▸ **WHAT TO DO**:
Copy every line of the data in which the word "πιεζόμενο" occurs.

▸ **SOURCE MATERIAL**:
◆ ◆ ◆ ◆ ◆

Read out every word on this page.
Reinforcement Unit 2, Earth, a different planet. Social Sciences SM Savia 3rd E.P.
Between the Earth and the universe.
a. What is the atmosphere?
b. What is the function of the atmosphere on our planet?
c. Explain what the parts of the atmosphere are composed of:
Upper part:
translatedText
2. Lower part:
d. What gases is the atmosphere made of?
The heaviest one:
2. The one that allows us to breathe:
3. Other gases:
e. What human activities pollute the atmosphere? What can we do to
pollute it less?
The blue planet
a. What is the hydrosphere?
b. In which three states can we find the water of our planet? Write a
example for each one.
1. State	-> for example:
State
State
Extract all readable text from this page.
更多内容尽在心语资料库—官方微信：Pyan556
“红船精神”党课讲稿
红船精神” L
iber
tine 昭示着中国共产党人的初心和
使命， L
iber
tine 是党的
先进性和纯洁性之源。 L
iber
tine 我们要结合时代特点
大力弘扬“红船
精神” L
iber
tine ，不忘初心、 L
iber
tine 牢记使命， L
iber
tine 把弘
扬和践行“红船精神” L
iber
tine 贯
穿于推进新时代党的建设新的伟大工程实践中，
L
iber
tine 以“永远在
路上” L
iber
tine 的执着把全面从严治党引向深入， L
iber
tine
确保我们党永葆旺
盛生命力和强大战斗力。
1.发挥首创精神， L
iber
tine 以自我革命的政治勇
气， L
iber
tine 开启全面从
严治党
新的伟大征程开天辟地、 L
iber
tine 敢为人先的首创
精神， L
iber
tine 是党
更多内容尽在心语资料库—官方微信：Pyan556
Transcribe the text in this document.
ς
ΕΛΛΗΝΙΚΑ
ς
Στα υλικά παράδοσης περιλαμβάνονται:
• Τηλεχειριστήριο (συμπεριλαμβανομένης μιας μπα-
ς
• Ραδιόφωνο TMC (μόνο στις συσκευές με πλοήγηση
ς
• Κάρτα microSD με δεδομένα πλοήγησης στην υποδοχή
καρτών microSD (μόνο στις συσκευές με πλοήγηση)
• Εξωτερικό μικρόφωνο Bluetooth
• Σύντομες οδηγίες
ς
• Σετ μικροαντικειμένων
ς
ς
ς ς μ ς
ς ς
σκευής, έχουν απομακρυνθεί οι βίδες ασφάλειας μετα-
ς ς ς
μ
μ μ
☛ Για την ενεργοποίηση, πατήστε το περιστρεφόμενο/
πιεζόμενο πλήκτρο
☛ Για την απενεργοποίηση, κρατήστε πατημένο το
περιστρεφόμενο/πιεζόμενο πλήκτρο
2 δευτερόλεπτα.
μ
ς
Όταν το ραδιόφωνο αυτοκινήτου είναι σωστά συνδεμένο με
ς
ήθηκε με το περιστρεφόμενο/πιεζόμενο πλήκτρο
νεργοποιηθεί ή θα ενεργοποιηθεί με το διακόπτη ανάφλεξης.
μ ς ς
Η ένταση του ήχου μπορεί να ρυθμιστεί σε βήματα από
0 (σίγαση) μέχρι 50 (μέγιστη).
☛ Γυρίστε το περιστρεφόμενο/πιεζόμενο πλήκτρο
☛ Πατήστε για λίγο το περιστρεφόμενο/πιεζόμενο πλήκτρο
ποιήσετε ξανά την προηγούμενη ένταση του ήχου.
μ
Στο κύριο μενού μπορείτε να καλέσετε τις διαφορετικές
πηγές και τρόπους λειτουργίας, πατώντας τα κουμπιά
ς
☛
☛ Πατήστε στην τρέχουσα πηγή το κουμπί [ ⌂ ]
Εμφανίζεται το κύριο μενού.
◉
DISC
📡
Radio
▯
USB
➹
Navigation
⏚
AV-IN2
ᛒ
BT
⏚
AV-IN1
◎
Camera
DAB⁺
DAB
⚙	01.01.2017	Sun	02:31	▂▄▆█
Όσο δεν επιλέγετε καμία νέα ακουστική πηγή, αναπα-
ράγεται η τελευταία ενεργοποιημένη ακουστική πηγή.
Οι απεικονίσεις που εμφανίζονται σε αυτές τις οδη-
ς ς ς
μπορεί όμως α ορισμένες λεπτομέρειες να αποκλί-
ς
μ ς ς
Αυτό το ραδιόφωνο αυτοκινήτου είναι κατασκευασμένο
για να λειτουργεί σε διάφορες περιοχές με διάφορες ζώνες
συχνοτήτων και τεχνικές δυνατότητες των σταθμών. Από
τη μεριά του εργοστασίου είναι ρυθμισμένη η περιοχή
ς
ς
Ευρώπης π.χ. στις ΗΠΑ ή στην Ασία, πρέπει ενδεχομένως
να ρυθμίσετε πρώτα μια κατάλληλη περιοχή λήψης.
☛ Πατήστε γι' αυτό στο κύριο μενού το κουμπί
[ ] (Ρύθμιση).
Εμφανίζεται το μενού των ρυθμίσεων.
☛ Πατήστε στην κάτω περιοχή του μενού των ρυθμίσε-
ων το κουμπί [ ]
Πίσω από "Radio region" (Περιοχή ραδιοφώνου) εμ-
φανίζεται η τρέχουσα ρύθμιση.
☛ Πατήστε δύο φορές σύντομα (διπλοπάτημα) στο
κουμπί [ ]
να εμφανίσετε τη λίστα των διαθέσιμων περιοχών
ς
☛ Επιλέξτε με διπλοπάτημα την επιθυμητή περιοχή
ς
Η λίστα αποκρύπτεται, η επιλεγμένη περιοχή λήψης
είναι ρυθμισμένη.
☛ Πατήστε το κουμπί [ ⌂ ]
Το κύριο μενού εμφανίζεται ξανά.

◆ ◆ ◆ ◆ ◆

▸ **ANSWER TO THIS PROBLEM**:
πιεζόμενο πλήκτρο
περιστρεφόμενο/πιεζόμενο πλήκτρο
ήθηκε με το περιστρεφόμενο/πιεζόμενο πλήκτρο
☛ Γυρίστε το περιστρεφόμενο/πιεζόμενο πλήκτρο
☛ Πατήστε για λίγο το περιστρεφόμενο/πιεζόμενο πλήκτρο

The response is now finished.